Extracted data entries:

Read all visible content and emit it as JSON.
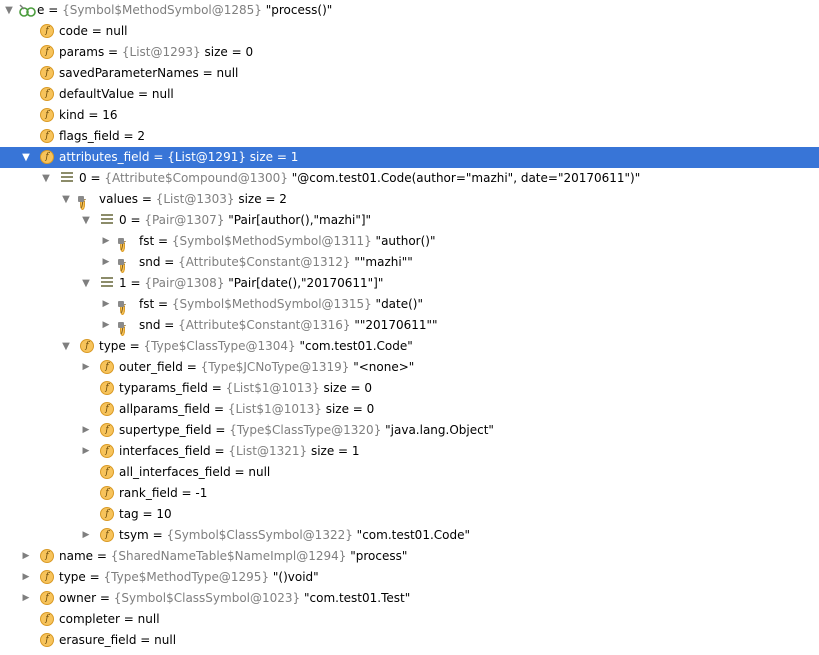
{
  "rows": [
    {
      "level": 0,
      "expander": "down",
      "icon": "watch",
      "name": "e",
      "eq": " = ",
      "obj": "{Symbol$MethodSymbol@1285}",
      "value": " \"process()\""
    },
    {
      "level": 1,
      "expander": "none",
      "icon": "field",
      "name": "code",
      "eq": " = ",
      "obj": "",
      "value": "null"
    },
    {
      "level": 1,
      "expander": "none",
      "icon": "field",
      "name": "params",
      "eq": " = ",
      "obj": "{List@1293}",
      "value": "  size = 0"
    },
    {
      "level": 1,
      "expander": "none",
      "icon": "field",
      "name": "savedParameterNames",
      "eq": " = ",
      "obj": "",
      "value": "null"
    },
    {
      "level": 1,
      "expander": "none",
      "icon": "field",
      "name": "defaultValue",
      "eq": " = ",
      "obj": "",
      "value": "null"
    },
    {
      "level": 1,
      "expander": "none",
      "icon": "field",
      "name": "kind",
      "eq": " = ",
      "obj": "",
      "value": "16"
    },
    {
      "level": 1,
      "expander": "none",
      "icon": "field",
      "name": "flags_field",
      "eq": " = ",
      "obj": "",
      "value": "2"
    },
    {
      "level": 1,
      "expander": "down",
      "icon": "field",
      "name": "attributes_field",
      "eq": " = ",
      "obj": "{List@1291}",
      "value": "  size = 1",
      "selected": true
    },
    {
      "level": 2,
      "expander": "down",
      "icon": "list",
      "name": "0",
      "eq": " = ",
      "obj": "{Attribute$Compound@1300}",
      "value": " \"@com.test01.Code(author=\"mazhi\", date=\"20170611\")\""
    },
    {
      "level": 3,
      "expander": "down",
      "icon": "field-locked",
      "name": "values",
      "eq": " = ",
      "obj": "{List@1303}",
      "value": "  size = 2"
    },
    {
      "level": 4,
      "expander": "down",
      "icon": "list",
      "name": "0",
      "eq": " = ",
      "obj": "{Pair@1307}",
      "value": " \"Pair[author(),\"mazhi\"]\""
    },
    {
      "level": 5,
      "expander": "right",
      "icon": "field-locked",
      "name": "fst",
      "eq": " = ",
      "obj": "{Symbol$MethodSymbol@1311}",
      "value": " \"author()\""
    },
    {
      "level": 5,
      "expander": "right",
      "icon": "field-locked",
      "name": "snd",
      "eq": " = ",
      "obj": "{Attribute$Constant@1312}",
      "value": " \"\"mazhi\"\""
    },
    {
      "level": 4,
      "expander": "down",
      "icon": "list",
      "name": "1",
      "eq": " = ",
      "obj": "{Pair@1308}",
      "value": " \"Pair[date(),\"20170611\"]\""
    },
    {
      "level": 5,
      "expander": "right",
      "icon": "field-locked",
      "name": "fst",
      "eq": " = ",
      "obj": "{Symbol$MethodSymbol@1315}",
      "value": " \"date()\""
    },
    {
      "level": 5,
      "expander": "right",
      "icon": "field-locked",
      "name": "snd",
      "eq": " = ",
      "obj": "{Attribute$Constant@1316}",
      "value": " \"\"20170611\"\""
    },
    {
      "level": 3,
      "expander": "down",
      "icon": "field",
      "name": "type",
      "eq": " = ",
      "obj": "{Type$ClassType@1304}",
      "value": " \"com.test01.Code\""
    },
    {
      "level": 4,
      "expander": "right",
      "icon": "field",
      "name": "outer_field",
      "eq": " = ",
      "obj": "{Type$JCNoType@1319}",
      "value": " \"<none>\""
    },
    {
      "level": 4,
      "expander": "none",
      "icon": "field",
      "name": "typarams_field",
      "eq": " = ",
      "obj": "{List$1@1013}",
      "value": "  size = 0"
    },
    {
      "level": 4,
      "expander": "none",
      "icon": "field",
      "name": "allparams_field",
      "eq": " = ",
      "obj": "{List$1@1013}",
      "value": "  size = 0"
    },
    {
      "level": 4,
      "expander": "right",
      "icon": "field",
      "name": "supertype_field",
      "eq": " = ",
      "obj": "{Type$ClassType@1320}",
      "value": " \"java.lang.Object\""
    },
    {
      "level": 4,
      "expander": "right",
      "icon": "field",
      "name": "interfaces_field",
      "eq": " = ",
      "obj": "{List@1321}",
      "value": "  size = 1"
    },
    {
      "level": 4,
      "expander": "none",
      "icon": "field",
      "name": "all_interfaces_field",
      "eq": " = ",
      "obj": "",
      "value": "null"
    },
    {
      "level": 4,
      "expander": "none",
      "icon": "field",
      "name": "rank_field",
      "eq": " = ",
      "obj": "",
      "value": "-1"
    },
    {
      "level": 4,
      "expander": "none",
      "icon": "field",
      "name": "tag",
      "eq": " = ",
      "obj": "",
      "value": "10"
    },
    {
      "level": 4,
      "expander": "right",
      "icon": "field",
      "name": "tsym",
      "eq": " = ",
      "obj": "{Symbol$ClassSymbol@1322}",
      "value": " \"com.test01.Code\""
    },
    {
      "level": 1,
      "expander": "right",
      "icon": "field",
      "name": "name",
      "eq": " = ",
      "obj": "{SharedNameTable$NameImpl@1294}",
      "value": " \"process\""
    },
    {
      "level": 1,
      "expander": "right",
      "icon": "field",
      "name": "type",
      "eq": " = ",
      "obj": "{Type$MethodType@1295}",
      "value": " \"()void\""
    },
    {
      "level": 1,
      "expander": "right",
      "icon": "field",
      "name": "owner",
      "eq": " = ",
      "obj": "{Symbol$ClassSymbol@1023}",
      "value": " \"com.test01.Test\""
    },
    {
      "level": 1,
      "expander": "none",
      "icon": "field",
      "name": "completer",
      "eq": " = ",
      "obj": "",
      "value": "null"
    },
    {
      "level": 1,
      "expander": "none",
      "icon": "field",
      "name": "erasure_field",
      "eq": " = ",
      "obj": "",
      "value": "null"
    }
  ],
  "field_icon_letter": "f",
  "colors": {
    "selection": "#3875d7",
    "field_icon": "#f7c35b",
    "object_ref": "#7f7f7f"
  }
}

▶ EXERCISE PROMPT: Write out every record above exactly as it stands, but leave out the pictures.

▶ OUTPUT OF THE TASK:
Read all visible content and emit it as JSON.
{
  "rows": [
    {
      "level": 0,
      "expander": "down",
      "icon": "watch",
      "name": "e",
      "eq": " = ",
      "obj": "{Symbol$MethodSymbol@1285}",
      "value": " \"process()\""
    },
    {
      "level": 1,
      "expander": "none",
      "icon": "field",
      "name": "code",
      "eq": " = ",
      "obj": "",
      "value": "null"
    },
    {
      "level": 1,
      "expander": "none",
      "icon": "field",
      "name": "params",
      "eq": " = ",
      "obj": "{List@1293}",
      "value": "  size = 0"
    },
    {
      "level": 1,
      "expander": "none",
      "icon": "field",
      "name": "savedParameterNames",
      "eq": " = ",
      "obj": "",
      "value": "null"
    },
    {
      "level": 1,
      "expander": "none",
      "icon": "field",
      "name": "defaultValue",
      "eq": " = ",
      "obj": "",
      "value": "null"
    },
    {
      "level": 1,
      "expander": "none",
      "icon": "field",
      "name": "kind",
      "eq": " = ",
      "obj": "",
      "value": "16"
    },
    {
      "level": 1,
      "expander": "none",
      "icon": "field",
      "name": "flags_field",
      "eq": " = ",
      "obj": "",
      "value": "2"
    },
    {
      "level": 1,
      "expander": "down",
      "icon": "field",
      "name": "attributes_field",
      "eq": " = ",
      "obj": "{List@1291}",
      "value": "  size = 1",
      "selected": true
    },
    {
      "level": 2,
      "expander": "down",
      "icon": "list",
      "name": "0",
      "eq": " = ",
      "obj": "{Attribute$Compound@1300}",
      "value": " \"@com.test01.Code(author=\"mazhi\", date=\"20170611\")\""
    },
    {
      "level": 3,
      "expander": "down",
      "icon": "field-locked",
      "name": "values",
      "eq": " = ",
      "obj": "{List@1303}",
      "value": "  size = 2"
    },
    {
      "level": 4,
      "expander": "down",
      "icon": "list",
      "name": "0",
      "eq": " = ",
      "obj": "{Pair@1307}",
      "value": " \"Pair[author(),\"mazhi\"]\""
    },
    {
      "level": 5,
      "expander": "right",
      "icon": "field-locked",
      "name": "fst",
      "eq": " = ",
      "obj": "{Symbol$MethodSymbol@1311}",
      "value": " \"author()\""
    },
    {
      "level": 5,
      "expander": "right",
      "icon": "field-locked",
      "name": "snd",
      "eq": " = ",
      "obj": "{Attribute$Constant@1312}",
      "value": " \"\"mazhi\"\""
    },
    {
      "level": 4,
      "expander": "down",
      "icon": "list",
      "name": "1",
      "eq": " = ",
      "obj": "{Pair@1308}",
      "value": " \"Pair[date(),\"20170611\"]\""
    },
    {
      "level": 5,
      "expander": "right",
      "icon": "field-locked",
      "name": "fst",
      "eq": " = ",
      "obj": "{Symbol$MethodSymbol@1315}",
      "value": " \"date()\""
    },
    {
      "level": 5,
      "expander": "right",
      "icon": "field-locked",
      "name": "snd",
      "eq": " = ",
      "obj": "{Attribute$Constant@1316}",
      "value": " \"\"20170611\"\""
    },
    {
      "level": 3,
      "expander": "down",
      "icon": "field",
      "name": "type",
      "eq": " = ",
      "obj": "{Type$ClassType@1304}",
      "value": " \"com.test01.Code\""
    },
    {
      "level": 4,
      "expander": "right",
      "icon": "field",
      "name": "outer_field",
      "eq": " = ",
      "obj": "{Type$JCNoType@1319}",
      "value": " \"<none>\""
    },
    {
      "level": 4,
      "expander": "none",
      "icon": "field",
      "name": "typarams_field",
      "eq": " = ",
      "obj": "{List$1@1013}",
      "value": "  size = 0"
    },
    {
      "level": 4,
      "expander": "none",
      "icon": "field",
      "name": "allparams_field",
      "eq": " = ",
      "obj": "{List$1@1013}",
      "value": "  size = 0"
    },
    {
      "level": 4,
      "expander": "right",
      "icon": "field",
      "name": "supertype_field",
      "eq": " = ",
      "obj": "{Type$ClassType@1320}",
      "value": " \"java.lang.Object\""
    },
    {
      "level": 4,
      "expander": "right",
      "icon": "field",
      "name": "interfaces_field",
      "eq": " = ",
      "obj": "{List@1321}",
      "value": "  size = 1"
    },
    {
      "level": 4,
      "expander": "none",
      "icon": "field",
      "name": "all_interfaces_field",
      "eq": " = ",
      "obj": "",
      "value": "null"
    },
    {
      "level": 4,
      "expander": "none",
      "icon": "field",
      "name": "rank_field",
      "eq": " = ",
      "obj": "",
      "value": "-1"
    },
    {
      "level": 4,
      "expander": "none",
      "icon": "field",
      "name": "tag",
      "eq": " = ",
      "obj": "",
      "value": "10"
    },
    {
      "level": 4,
      "expander": "right",
      "icon": "field",
      "name": "tsym",
      "eq": " = ",
      "obj": "{Symbol$ClassSymbol@1322}",
      "value": " \"com.test01.Code\""
    },
    {
      "level": 1,
      "expander": "right",
      "icon": "field",
      "name": "name",
      "eq": " = ",
      "obj": "{SharedNameTable$NameImpl@1294}",
      "value": " \"process\""
    },
    {
      "level": 1,
      "expander": "right",
      "icon": "field",
      "name": "type",
      "eq": " = ",
      "obj": "{Type$MethodType@1295}",
      "value": " \"()void\""
    },
    {
      "level": 1,
      "expander": "right",
      "icon": "field",
      "name": "owner",
      "eq": " = ",
      "obj": "{Symbol$ClassSymbol@1023}",
      "value": " \"com.test01.Test\""
    },
    {
      "level": 1,
      "expander": "none",
      "icon": "field",
      "name": "completer",
      "eq": " = ",
      "obj": "",
      "value": "null"
    },
    {
      "level": 1,
      "expander": "none",
      "icon": "field",
      "name": "erasure_field",
      "eq": " = ",
      "obj": "",
      "value": "null"
    }
  ],
  "field_icon_letter": "f",
  "colors": {
    "selection": "#3875d7",
    "field_icon": "#f7c35b",
    "object_ref": "#7f7f7f"
  }
}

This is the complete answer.